Could you give the data below again, exactly and completely?
[Begin STORED DATA]
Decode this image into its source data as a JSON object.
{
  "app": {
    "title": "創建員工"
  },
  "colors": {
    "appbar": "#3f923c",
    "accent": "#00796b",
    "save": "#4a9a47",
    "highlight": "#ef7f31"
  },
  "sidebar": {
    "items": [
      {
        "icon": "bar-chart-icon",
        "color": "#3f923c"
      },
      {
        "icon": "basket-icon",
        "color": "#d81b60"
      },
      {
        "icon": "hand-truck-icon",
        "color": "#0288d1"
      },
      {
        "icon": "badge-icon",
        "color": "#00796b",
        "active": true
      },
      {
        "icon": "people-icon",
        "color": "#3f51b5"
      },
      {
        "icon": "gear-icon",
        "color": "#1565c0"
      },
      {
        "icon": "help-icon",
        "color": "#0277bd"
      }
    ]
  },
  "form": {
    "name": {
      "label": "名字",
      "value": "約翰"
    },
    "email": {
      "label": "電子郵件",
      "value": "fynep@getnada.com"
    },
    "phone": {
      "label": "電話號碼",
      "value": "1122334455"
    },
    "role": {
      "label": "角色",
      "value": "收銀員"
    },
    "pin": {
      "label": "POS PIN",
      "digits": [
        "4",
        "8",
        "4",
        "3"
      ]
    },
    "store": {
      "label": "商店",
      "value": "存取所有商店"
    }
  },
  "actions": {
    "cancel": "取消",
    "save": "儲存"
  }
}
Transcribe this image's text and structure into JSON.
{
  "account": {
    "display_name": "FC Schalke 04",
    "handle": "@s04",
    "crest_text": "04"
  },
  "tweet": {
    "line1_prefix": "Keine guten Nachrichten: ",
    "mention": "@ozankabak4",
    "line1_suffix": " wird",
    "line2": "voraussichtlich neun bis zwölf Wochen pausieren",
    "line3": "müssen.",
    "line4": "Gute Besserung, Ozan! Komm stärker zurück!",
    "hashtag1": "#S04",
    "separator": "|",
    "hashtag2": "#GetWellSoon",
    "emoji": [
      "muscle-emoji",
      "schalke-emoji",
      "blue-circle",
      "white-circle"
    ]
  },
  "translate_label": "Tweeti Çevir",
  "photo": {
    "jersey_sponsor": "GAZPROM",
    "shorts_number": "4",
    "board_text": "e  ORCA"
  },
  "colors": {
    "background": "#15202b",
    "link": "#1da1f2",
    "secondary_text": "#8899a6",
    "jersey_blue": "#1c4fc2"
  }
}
[End STORED DATA]
OUTPUT FOR THIS EXERCISE:
Decode this image into its source data as a JSON object.
{
  "app": {
    "title": "創建員工"
  },
  "colors": {
    "appbar": "#3f923c",
    "accent": "#00796b",
    "save": "#4a9a47",
    "highlight": "#ef7f31"
  },
  "sidebar": {
    "items": [
      {
        "icon": "bar-chart-icon",
        "color": "#3f923c"
      },
      {
        "icon": "basket-icon",
        "color": "#d81b60"
      },
      {
        "icon": "hand-truck-icon",
        "color": "#0288d1"
      },
      {
        "icon": "badge-icon",
        "color": "#00796b",
        "active": true
      },
      {
        "icon": "people-icon",
        "color": "#3f51b5"
      },
      {
        "icon": "gear-icon",
        "color": "#1565c0"
      },
      {
        "icon": "help-icon",
        "color": "#0277bd"
      }
    ]
  },
  "form": {
    "name": {
      "label": "名字",
      "value": "約翰"
    },
    "email": {
      "label": "電子郵件",
      "value": "fynep@getnada.com"
    },
    "phone": {
      "label": "電話號碼",
      "value": "1122334455"
    },
    "role": {
      "label": "角色",
      "value": "收銀員"
    },
    "pin": {
      "label": "POS PIN",
      "digits": [
        "4",
        "8",
        "4",
        "3"
      ]
    },
    "store": {
      "label": "商店",
      "value": "存取所有商店"
    }
  },
  "actions": {
    "cancel": "取消",
    "save": "儲存"
  }
}
Transcribe this image's text and structure into JSON.
{
  "account": {
    "display_name": "FC Schalke 04",
    "handle": "@s04",
    "crest_text": "04"
  },
  "tweet": {
    "line1_prefix": "Keine guten Nachrichten: ",
    "mention": "@ozankabak4",
    "line1_suffix": " wird",
    "line2": "voraussichtlich neun bis zwölf Wochen pausieren",
    "line3": "müssen.",
    "line4": "Gute Besserung, Ozan! Komm stärker zurück!",
    "hashtag1": "#S04",
    "separator": "|",
    "hashtag2": "#GetWellSoon",
    "emoji": [
      "muscle-emoji",
      "schalke-emoji",
      "blue-circle",
      "white-circle"
    ]
  },
  "translate_label": "Tweeti Çevir",
  "photo": {
    "jersey_sponsor": "GAZPROM",
    "shorts_number": "4",
    "board_text": "e  ORCA"
  },
  "colors": {
    "background": "#15202b",
    "link": "#1da1f2",
    "secondary_text": "#8899a6",
    "jersey_blue": "#1c4fc2"
  }
}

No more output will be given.